_Goal_
What is the number of lines in the data that hold the string "Registry"? Reply with that number only.

Dataset listings of figures:
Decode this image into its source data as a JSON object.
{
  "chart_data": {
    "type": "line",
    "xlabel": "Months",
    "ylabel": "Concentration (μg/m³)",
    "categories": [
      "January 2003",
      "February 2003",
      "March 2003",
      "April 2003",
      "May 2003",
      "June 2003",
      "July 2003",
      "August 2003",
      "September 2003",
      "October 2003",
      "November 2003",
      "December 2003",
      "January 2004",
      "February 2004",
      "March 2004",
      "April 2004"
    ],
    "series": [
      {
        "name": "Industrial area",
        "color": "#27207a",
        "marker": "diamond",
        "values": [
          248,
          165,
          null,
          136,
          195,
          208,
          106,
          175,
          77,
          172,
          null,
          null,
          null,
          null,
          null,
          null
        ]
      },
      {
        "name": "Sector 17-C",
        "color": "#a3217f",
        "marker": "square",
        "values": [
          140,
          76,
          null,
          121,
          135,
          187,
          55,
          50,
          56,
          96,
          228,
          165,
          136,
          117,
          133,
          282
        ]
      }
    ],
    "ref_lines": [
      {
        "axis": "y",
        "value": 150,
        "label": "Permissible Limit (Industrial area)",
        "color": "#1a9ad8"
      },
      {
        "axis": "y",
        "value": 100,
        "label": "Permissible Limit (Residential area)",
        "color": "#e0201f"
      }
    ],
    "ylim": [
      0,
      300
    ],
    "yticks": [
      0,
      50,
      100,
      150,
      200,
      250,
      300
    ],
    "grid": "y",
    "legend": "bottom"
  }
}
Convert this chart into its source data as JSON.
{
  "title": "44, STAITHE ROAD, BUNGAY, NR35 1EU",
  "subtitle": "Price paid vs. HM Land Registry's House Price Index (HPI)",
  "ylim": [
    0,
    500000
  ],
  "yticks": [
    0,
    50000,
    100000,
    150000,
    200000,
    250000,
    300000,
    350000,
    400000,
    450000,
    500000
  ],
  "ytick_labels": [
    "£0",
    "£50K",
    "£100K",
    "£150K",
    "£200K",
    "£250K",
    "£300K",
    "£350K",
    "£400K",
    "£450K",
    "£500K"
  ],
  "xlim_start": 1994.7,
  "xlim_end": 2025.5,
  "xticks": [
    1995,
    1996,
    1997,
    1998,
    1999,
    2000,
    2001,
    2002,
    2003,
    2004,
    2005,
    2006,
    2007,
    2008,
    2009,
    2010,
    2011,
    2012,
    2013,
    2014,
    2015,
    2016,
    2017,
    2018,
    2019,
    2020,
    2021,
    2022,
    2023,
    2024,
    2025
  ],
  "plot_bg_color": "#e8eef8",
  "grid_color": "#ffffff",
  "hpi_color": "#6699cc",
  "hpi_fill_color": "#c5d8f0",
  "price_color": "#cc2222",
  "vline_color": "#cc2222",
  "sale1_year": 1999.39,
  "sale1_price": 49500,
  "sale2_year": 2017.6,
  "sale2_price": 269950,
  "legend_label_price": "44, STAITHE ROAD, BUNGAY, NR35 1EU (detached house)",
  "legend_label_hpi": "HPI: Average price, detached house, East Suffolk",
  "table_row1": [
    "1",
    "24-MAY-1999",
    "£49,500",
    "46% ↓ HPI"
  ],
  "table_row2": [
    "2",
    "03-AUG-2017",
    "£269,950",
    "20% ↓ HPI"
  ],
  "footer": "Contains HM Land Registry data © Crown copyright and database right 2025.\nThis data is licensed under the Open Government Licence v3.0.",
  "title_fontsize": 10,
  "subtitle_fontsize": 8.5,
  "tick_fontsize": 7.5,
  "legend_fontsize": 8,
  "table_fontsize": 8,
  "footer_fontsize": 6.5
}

_Exercise answer_
2